**WRITTEN PROBLEM:** Each line of the listing that contains the word "документации" is to be copied.

--- Start of RECORDS PROVIDED ---

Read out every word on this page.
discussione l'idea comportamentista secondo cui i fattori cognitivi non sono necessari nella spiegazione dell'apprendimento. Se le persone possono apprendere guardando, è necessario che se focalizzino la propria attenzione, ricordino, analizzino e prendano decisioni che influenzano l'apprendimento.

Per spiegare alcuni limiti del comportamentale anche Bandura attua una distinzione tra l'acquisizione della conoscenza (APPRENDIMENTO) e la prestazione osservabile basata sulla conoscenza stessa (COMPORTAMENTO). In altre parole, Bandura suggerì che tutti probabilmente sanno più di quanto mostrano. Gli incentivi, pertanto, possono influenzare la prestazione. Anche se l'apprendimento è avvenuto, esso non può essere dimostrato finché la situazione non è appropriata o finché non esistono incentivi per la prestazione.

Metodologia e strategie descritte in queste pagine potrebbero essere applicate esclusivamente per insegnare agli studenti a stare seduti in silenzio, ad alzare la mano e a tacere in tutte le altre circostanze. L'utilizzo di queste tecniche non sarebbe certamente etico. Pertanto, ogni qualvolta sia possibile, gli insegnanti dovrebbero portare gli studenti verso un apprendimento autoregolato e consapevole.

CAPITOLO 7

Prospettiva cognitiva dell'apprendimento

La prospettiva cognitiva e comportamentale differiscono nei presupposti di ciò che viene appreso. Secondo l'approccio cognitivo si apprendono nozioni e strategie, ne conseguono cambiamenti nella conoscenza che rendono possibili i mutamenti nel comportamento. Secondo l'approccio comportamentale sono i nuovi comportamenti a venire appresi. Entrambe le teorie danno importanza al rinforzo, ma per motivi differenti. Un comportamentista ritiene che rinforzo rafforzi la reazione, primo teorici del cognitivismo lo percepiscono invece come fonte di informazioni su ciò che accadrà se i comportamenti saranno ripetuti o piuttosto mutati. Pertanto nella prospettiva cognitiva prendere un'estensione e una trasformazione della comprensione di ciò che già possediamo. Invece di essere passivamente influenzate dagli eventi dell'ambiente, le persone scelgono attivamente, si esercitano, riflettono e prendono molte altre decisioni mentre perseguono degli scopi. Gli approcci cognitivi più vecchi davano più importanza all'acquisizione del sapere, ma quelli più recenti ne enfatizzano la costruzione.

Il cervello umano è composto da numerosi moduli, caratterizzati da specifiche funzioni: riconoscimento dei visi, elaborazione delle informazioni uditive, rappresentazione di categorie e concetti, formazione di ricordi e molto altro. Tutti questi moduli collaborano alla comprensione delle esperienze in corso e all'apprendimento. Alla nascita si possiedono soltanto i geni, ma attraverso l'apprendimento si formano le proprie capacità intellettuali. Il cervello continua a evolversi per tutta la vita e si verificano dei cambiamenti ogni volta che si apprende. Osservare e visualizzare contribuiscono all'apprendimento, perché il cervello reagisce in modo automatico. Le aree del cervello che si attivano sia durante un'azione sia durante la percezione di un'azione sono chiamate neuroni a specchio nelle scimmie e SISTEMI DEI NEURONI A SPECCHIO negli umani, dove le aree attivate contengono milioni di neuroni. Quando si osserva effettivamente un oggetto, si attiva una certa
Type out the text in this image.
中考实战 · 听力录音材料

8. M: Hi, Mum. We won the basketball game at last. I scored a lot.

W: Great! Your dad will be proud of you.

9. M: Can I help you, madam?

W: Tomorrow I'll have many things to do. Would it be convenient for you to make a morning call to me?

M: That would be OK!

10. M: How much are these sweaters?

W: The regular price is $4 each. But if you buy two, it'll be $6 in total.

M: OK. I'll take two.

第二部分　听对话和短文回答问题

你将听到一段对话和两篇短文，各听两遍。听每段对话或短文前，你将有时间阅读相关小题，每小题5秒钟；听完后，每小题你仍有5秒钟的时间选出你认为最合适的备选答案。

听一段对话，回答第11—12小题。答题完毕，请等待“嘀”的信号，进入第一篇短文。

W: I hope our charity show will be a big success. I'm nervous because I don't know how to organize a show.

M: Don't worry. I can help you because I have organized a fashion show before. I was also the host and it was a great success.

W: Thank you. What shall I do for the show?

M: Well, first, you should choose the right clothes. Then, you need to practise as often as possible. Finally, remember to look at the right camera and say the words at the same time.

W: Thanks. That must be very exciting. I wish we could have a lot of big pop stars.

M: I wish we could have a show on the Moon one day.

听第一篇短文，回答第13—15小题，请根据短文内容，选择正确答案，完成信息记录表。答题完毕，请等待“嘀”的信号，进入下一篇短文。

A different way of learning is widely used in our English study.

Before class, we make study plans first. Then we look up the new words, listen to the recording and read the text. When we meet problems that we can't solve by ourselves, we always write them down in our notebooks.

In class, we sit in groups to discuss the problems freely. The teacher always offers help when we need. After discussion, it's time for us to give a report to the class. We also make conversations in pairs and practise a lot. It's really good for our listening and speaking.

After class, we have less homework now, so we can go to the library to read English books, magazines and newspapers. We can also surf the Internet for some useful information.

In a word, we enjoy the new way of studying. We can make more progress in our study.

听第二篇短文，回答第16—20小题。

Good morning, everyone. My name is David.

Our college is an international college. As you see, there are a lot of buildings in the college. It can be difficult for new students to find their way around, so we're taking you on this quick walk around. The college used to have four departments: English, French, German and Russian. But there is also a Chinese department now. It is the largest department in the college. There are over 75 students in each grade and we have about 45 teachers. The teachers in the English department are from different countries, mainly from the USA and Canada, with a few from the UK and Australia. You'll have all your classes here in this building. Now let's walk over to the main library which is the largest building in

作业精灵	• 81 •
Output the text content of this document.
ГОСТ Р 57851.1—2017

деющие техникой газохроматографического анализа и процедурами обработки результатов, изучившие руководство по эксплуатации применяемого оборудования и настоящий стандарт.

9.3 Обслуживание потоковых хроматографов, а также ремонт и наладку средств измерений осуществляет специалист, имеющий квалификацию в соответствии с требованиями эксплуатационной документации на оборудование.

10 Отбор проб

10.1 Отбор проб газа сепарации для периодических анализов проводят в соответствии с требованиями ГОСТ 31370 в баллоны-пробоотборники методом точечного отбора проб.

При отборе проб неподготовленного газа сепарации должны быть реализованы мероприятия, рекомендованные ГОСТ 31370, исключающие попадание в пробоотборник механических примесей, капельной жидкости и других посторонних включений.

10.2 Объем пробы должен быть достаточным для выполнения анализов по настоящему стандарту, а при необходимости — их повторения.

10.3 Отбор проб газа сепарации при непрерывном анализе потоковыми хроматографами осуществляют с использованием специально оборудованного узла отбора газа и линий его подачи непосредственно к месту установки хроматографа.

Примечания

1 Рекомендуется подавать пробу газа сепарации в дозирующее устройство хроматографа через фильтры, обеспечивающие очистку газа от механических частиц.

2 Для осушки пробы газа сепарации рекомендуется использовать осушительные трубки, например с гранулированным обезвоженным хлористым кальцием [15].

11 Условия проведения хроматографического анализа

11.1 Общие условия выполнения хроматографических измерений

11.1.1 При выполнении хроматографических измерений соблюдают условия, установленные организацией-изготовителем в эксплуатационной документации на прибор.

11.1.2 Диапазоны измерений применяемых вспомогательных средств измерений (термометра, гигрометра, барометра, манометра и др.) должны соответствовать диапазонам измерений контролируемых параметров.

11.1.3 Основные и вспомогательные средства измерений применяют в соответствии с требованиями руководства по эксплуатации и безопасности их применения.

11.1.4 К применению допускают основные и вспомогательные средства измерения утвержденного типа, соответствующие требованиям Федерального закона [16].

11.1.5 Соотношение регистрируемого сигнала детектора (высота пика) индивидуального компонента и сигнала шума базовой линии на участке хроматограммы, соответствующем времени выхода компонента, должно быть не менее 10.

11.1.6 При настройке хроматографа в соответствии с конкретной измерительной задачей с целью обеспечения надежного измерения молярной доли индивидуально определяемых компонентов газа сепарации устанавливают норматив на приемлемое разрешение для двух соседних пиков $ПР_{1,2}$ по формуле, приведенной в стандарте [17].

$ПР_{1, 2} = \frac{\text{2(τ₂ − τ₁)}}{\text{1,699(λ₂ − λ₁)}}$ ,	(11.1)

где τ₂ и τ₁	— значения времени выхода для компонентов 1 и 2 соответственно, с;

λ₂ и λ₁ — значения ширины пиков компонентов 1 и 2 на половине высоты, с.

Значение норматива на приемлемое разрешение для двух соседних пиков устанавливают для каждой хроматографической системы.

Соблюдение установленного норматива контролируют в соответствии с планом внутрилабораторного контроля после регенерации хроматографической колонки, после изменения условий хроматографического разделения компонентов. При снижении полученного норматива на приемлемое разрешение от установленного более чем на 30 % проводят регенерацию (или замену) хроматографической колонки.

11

--- End of RECORDS PROVIDED ---

**SOLVED EXERCISE:**
9.3 Обслуживание потоковых хроматографов, а также ремонт и наладку средств измерений осуществляет специалист, имеющий квалификацию в соответствии с требованиями эксплуатационной документации на оборудование.
11.1.1 При выполнении хроматографических измерений соблюдают условия, установленные организацией-изготовителем в эксплуатационной документации на прибор.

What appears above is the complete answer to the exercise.